• **What the task asks**
Copy the records below line for line, without changing anything, and omit the pictures.

◇ ◇ ◇ ◇

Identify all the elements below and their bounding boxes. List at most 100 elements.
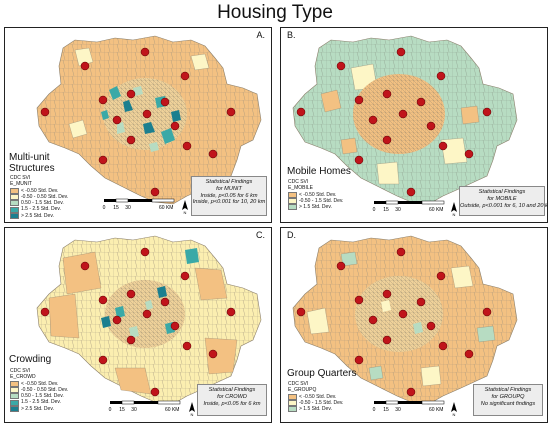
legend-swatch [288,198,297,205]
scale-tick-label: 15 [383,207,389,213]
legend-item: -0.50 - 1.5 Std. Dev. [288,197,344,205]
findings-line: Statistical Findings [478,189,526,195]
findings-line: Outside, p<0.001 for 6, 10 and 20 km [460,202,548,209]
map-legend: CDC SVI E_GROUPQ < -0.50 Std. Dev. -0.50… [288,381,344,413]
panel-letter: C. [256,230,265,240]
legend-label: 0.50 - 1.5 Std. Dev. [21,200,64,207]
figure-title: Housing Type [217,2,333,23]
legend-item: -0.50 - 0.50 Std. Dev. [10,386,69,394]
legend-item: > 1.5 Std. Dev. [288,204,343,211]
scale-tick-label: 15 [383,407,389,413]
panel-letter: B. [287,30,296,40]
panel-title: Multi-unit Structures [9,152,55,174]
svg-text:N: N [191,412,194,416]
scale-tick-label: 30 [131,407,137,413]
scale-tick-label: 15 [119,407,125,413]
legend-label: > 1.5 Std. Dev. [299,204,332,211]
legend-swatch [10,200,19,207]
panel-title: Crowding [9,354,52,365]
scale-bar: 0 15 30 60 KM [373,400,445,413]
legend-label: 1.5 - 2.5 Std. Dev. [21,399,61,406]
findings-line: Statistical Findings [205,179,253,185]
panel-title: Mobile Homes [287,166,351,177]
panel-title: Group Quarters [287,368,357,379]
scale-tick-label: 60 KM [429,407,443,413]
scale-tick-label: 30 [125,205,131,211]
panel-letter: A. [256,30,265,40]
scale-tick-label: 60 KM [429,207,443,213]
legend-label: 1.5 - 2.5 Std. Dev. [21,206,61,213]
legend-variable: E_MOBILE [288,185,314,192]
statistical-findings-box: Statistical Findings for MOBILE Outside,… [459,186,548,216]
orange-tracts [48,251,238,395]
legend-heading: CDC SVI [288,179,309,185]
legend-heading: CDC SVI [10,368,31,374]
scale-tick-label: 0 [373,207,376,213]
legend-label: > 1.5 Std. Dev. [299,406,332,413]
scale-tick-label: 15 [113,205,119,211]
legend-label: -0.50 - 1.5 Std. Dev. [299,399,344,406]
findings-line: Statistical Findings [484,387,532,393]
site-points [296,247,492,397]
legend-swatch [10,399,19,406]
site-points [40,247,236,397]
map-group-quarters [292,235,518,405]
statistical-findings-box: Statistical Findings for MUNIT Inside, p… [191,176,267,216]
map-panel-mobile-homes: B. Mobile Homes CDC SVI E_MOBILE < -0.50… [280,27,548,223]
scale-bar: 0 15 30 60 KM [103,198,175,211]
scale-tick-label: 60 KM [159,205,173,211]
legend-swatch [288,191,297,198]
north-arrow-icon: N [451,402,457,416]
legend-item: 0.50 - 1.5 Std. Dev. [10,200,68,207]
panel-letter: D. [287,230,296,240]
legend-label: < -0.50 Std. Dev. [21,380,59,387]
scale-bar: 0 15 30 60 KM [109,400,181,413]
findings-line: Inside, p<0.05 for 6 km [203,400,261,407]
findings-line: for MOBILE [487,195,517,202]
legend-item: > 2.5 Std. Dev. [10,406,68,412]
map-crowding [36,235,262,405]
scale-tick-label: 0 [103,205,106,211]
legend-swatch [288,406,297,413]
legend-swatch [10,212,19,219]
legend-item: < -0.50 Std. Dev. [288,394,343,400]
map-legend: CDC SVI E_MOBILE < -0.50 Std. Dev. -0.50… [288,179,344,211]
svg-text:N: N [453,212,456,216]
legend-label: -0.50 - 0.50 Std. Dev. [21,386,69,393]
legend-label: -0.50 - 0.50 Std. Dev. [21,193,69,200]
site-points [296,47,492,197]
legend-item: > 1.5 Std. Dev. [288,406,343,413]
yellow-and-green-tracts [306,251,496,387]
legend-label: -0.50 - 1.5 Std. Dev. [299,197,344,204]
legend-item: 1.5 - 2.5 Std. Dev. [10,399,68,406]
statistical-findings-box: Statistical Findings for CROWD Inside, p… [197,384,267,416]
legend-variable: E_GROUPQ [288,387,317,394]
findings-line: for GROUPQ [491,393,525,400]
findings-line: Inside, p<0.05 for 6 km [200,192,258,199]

◇ ◇ ◇ ◇

• **Full answer**
Identify all the elements below and their bounding boxes. List at most 100 elements.
legend-swatch [288,198,297,205]
scale-tick-label: 15 [383,207,389,213]
legend-item: -0.50 - 1.5 Std. Dev. [288,197,344,205]
findings-line: Statistical Findings [478,189,526,195]
findings-line: Outside, p<0.001 for 6, 10 and 20 km [460,202,548,209]
map-legend: CDC SVI E_GROUPQ < -0.50 Std. Dev. -0.50… [288,381,344,413]
panel-letter: C. [256,230,265,240]
legend-label: 0.50 - 1.5 Std. Dev. [21,200,64,207]
figure-title: Housing Type [217,2,333,23]
legend-item: -0.50 - 0.50 Std. Dev. [10,386,69,394]
legend-item: > 1.5 Std. Dev. [288,204,343,211]
scale-tick-label: 15 [383,407,389,413]
panel-letter: B. [287,30,296,40]
panel-title: Multi-unit Structures [9,152,55,174]
svg-text:N: N [191,412,194,416]
scale-tick-label: 30 [131,407,137,413]
scale-tick-label: 15 [119,407,125,413]
legend-label: > 1.5 Std. Dev. [299,204,332,211]
legend-swatch [10,200,19,207]
panel-title: Crowding [9,354,52,365]
scale-bar: 0 15 30 60 KM [373,400,445,413]
legend-label: 1.5 - 2.5 Std. Dev. [21,399,61,406]
findings-line: Statistical Findings [205,179,253,185]
panel-title: Mobile Homes [287,166,351,177]
panel-title: Group Quarters [287,368,357,379]
scale-tick-label: 60 KM [429,407,443,413]
scale-tick-label: 30 [125,205,131,211]
panel-letter: A. [256,30,265,40]
scale-tick-label: 60 KM [429,207,443,213]
legend-label: 1.5 - 2.5 Std. Dev. [21,206,61,213]
legend-variable: E_MOBILE [288,185,314,192]
statistical-findings-box: Statistical Findings for MOBILE Outside,… [459,186,548,216]
orange-tracts [48,251,238,395]
legend-heading: CDC SVI [288,179,309,185]
legend-heading: CDC SVI [10,368,31,374]
scale-tick-label: 0 [373,207,376,213]
legend-label: > 1.5 Std. Dev. [299,406,332,413]
scale-tick-label: 15 [113,205,119,211]
legend-label: -0.50 - 1.5 Std. Dev. [299,399,344,406]
findings-line: Statistical Findings [484,387,532,393]
site-points [296,247,492,397]
legend-swatch [10,399,19,406]
site-points [40,247,236,397]
map-group-quarters [292,235,518,405]
statistical-findings-box: Statistical Findings for MUNIT Inside, p… [191,176,267,216]
map-panel-mobile-homes: B. Mobile Homes CDC SVI E_MOBILE < -0.50… [280,27,548,223]
scale-bar: 0 15 30 60 KM [103,198,175,211]
scale-tick-label: 60 KM [159,205,173,211]
legend-swatch [288,191,297,198]
north-arrow-icon: N [451,402,457,416]
legend-item: 0.50 - 1.5 Std. Dev. [10,200,68,207]
panel-letter: D. [287,230,296,240]
legend-label: < -0.50 Std. Dev. [21,380,59,387]
scale-bar: 0 15 30 60 KM [109,400,181,413]
findings-line: Inside, p<0.05 for 6 km [203,400,261,407]
findings-line: for MOBILE [487,195,517,202]
legend-item: > 2.5 Std. Dev. [10,406,68,412]
map-crowding [36,235,262,405]
scale-tick-label: 0 [103,205,106,211]
legend-swatch [288,406,297,413]
legend-swatch [10,212,19,219]
legend-item: < -0.50 Std. Dev. [288,394,343,400]
map-legend: CDC SVI E_MOBILE < -0.50 Std. Dev. -0.50… [288,179,344,211]
svg-text:N: N [453,212,456,216]
legend-label: -0.50 - 0.50 Std. Dev. [21,386,69,393]
legend-label: -0.50 - 0.50 Std. Dev. [21,193,69,200]
site-points [296,47,492,197]
legend-item: > 1.5 Std. Dev. [288,406,343,413]
yellow-and-green-tracts [306,251,496,387]
legend-label: -0.50 - 1.5 Std. Dev. [299,197,344,204]
legend-item: 1.5 - 2.5 Std. Dev. [10,399,68,406]
statistical-findings-box: Statistical Findings for CROWD Inside, p… [197,384,267,416]
legend-variable: E_GROUPQ [288,387,317,394]
findings-line: for GROUPQ [491,393,525,400]
findings-line: Inside, p<0.05 for 6 km [200,192,258,199]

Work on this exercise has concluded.